WORK TO DO.
Without the pictures, can you quote each line below exactly?

(Source data)
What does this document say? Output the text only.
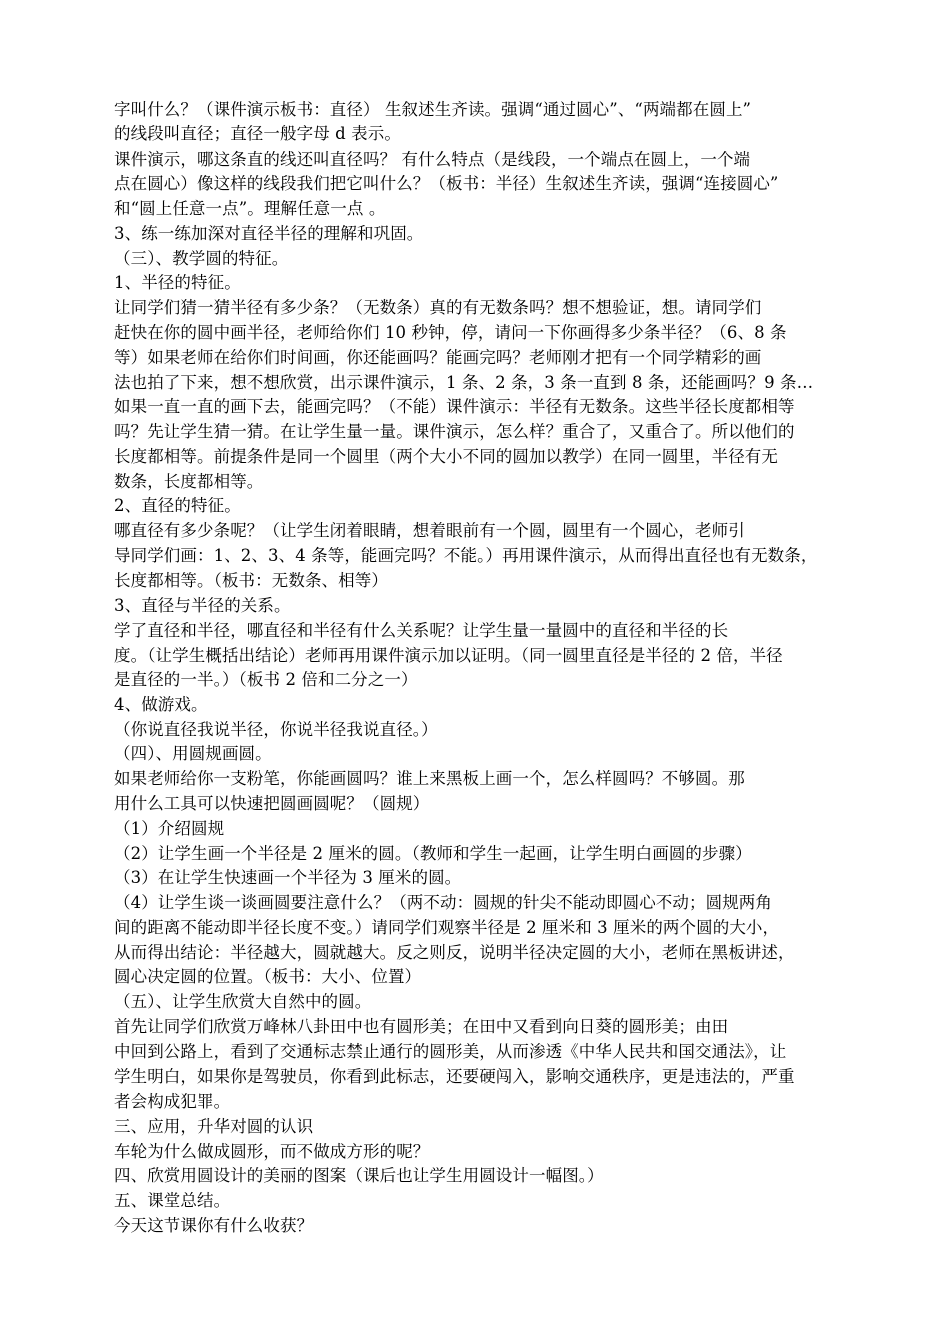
字叫什么？（课件演示板书：直径） 生叙述生齐读。强调“通过圆心”、“两端都在圆上”
的线段叫直径；直径一般字母 d 表示。
课件演示，哪这条直的线还叫直径吗？ 有什么特点（是线段，一个端点在圆上，一个端
点在圆心）像这样的线段我们把它叫什么？（板书：半径）生叙述生齐读，强调“连接圆心”
和“圆上任意一点”。理解任意一点 。
3、练一练加深对直径半径的理解和巩固。
（三）、教学圆的特征。
1、半径的特征。
让同学们猜一猜半径有多少条？（无数条）真的有无数条吗？想不想验证，想。请同学们
赶快在你的圆中画半径，老师给你们 10 秒钟，停，请问一下你画得多少条半径？（6、8 条
等）如果老师在给你们时间画，你还能画吗？能画完吗？老师刚才把有一个同学精彩的画
法也拍了下来，想不想欣赏，出示课件演示，1 条、2 条，3 条一直到 8 条，还能画吗？9 条…
如果一直一直的画下去，能画完吗？（不能）课件演示：半径有无数条。这些半径长度都相等
吗？先让学生猜一猜。在让学生量一量。课件演示，怎么样？重合了，又重合了。所以他们的
长度都相等。前提条件是同一个圆里（两个大小不同的圆加以教学）在同一圆里，半径有无
数条，长度都相等。
2、直径的特征。
哪直径有多少条呢？（让学生闭着眼睛，想着眼前有一个圆，圆里有一个圆心，老师引
导同学们画：1、2、3、4 条等，能画完吗？不能。）再用课件演示，从而得出直径也有无数条，
长度都相等。（板书：无数条、相等）
3、直径与半径的关系。
学了直径和半径，哪直径和半径有什么关系呢？让学生量一量圆中的直径和半径的长
度。（让学生概括出结论）老师再用课件演示加以证明。（同一圆里直径是半径的 2 倍，半径
是直径的一半。）（板书 2 倍和二分之一）
4、做游戏。
（你说直径我说半径，你说半径我说直径。）
（四）、用圆规画圆。
如果老师给你一支粉笔，你能画圆吗？谁上来黑板上画一个，怎么样圆吗？不够圆。那
用什么工具可以快速把圆画圆呢？（圆规）
（1）介绍圆规
（2）让学生画一个半径是 2 厘米的圆。（教师和学生一起画，让学生明白画圆的步骤）
（3）在让学生快速画一个半径为 3 厘米的圆。
（4）让学生谈一谈画圆要注意什么？（两不动：圆规的针尖不能动即圆心不动；圆规两角
间的距离不能动即半径长度不变。）请同学们观察半径是 2 厘米和 3 厘米的两个圆的大小，
从而得出结论：半径越大，圆就越大。反之则反，说明半径决定圆的大小，老师在黑板讲述，
圆心决定圆的位置。（板书：大小、位置）
（五）、让学生欣赏大自然中的圆。
首先让同学们欣赏万峰林八卦田中也有圆形美；在田中又看到向日葵的圆形美；由田
中回到公路上，看到了交通标志禁止通行的圆形美，从而渗透《中华人民共和国交通法》，让
学生明白，如果你是驾驶员，你看到此标志，还要硬闯入，影响交通秩序，更是违法的，严重
者会构成犯罪。
三、应用，升华对圆的认识
车轮为什么做成圆形，而不做成方形的呢？
四、欣赏用圆设计的美丽的图案（课后也让学生用圆设计一幅图。）
五、课堂总结。
今天这节课你有什么收获？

SOLUTION TO THE EXERCISE.
What does this document say? Output the text only.
字叫什么？（课件演示板书：直径） 生叙述生齐读。强调“通过圆心”、“两端都在圆上”
的线段叫直径；直径一般字母 d 表示。
课件演示，哪这条直的线还叫直径吗？ 有什么特点（是线段，一个端点在圆上，一个端
点在圆心）像这样的线段我们把它叫什么？（板书：半径）生叙述生齐读，强调“连接圆心”
和“圆上任意一点”。理解任意一点 。
3、练一练加深对直径半径的理解和巩固。
（三）、教学圆的特征。
1、半径的特征。
让同学们猜一猜半径有多少条？（无数条）真的有无数条吗？想不想验证，想。请同学们
赶快在你的圆中画半径，老师给你们 10 秒钟，停，请问一下你画得多少条半径？（6、8 条
等）如果老师在给你们时间画，你还能画吗？能画完吗？老师刚才把有一个同学精彩的画
法也拍了下来，想不想欣赏，出示课件演示，1 条、2 条，3 条一直到 8 条，还能画吗？9 条…
如果一直一直的画下去，能画完吗？（不能）课件演示：半径有无数条。这些半径长度都相等
吗？先让学生猜一猜。在让学生量一量。课件演示，怎么样？重合了，又重合了。所以他们的
长度都相等。前提条件是同一个圆里（两个大小不同的圆加以教学）在同一圆里，半径有无
数条，长度都相等。
2、直径的特征。
哪直径有多少条呢？（让学生闭着眼睛，想着眼前有一个圆，圆里有一个圆心，老师引
导同学们画：1、2、3、4 条等，能画完吗？不能。）再用课件演示，从而得出直径也有无数条，
长度都相等。（板书：无数条、相等）
3、直径与半径的关系。
学了直径和半径，哪直径和半径有什么关系呢？让学生量一量圆中的直径和半径的长
度。（让学生概括出结论）老师再用课件演示加以证明。（同一圆里直径是半径的 2 倍，半径
是直径的一半。）（板书 2 倍和二分之一）
4、做游戏。
（你说直径我说半径，你说半径我说直径。）
（四）、用圆规画圆。
如果老师给你一支粉笔，你能画圆吗？谁上来黑板上画一个，怎么样圆吗？不够圆。那
用什么工具可以快速把圆画圆呢？（圆规）
（1）介绍圆规
（2）让学生画一个半径是 2 厘米的圆。（教师和学生一起画，让学生明白画圆的步骤）
（3）在让学生快速画一个半径为 3 厘米的圆。
（4）让学生谈一谈画圆要注意什么？（两不动：圆规的针尖不能动即圆心不动；圆规两角
间的距离不能动即半径长度不变。）请同学们观察半径是 2 厘米和 3 厘米的两个圆的大小，
从而得出结论：半径越大，圆就越大。反之则反，说明半径决定圆的大小，老师在黑板讲述，
圆心决定圆的位置。（板书：大小、位置）
（五）、让学生欣赏大自然中的圆。
首先让同学们欣赏万峰林八卦田中也有圆形美；在田中又看到向日葵的圆形美；由田
中回到公路上，看到了交通标志禁止通行的圆形美，从而渗透《中华人民共和国交通法》，让
学生明白，如果你是驾驶员，你看到此标志，还要硬闯入，影响交通秩序，更是违法的，严重
者会构成犯罪。
三、应用，升华对圆的认识
车轮为什么做成圆形，而不做成方形的呢？
四、欣赏用圆设计的美丽的图案（课后也让学生用圆设计一幅图。）
五、课堂总结。
今天这节课你有什么收获？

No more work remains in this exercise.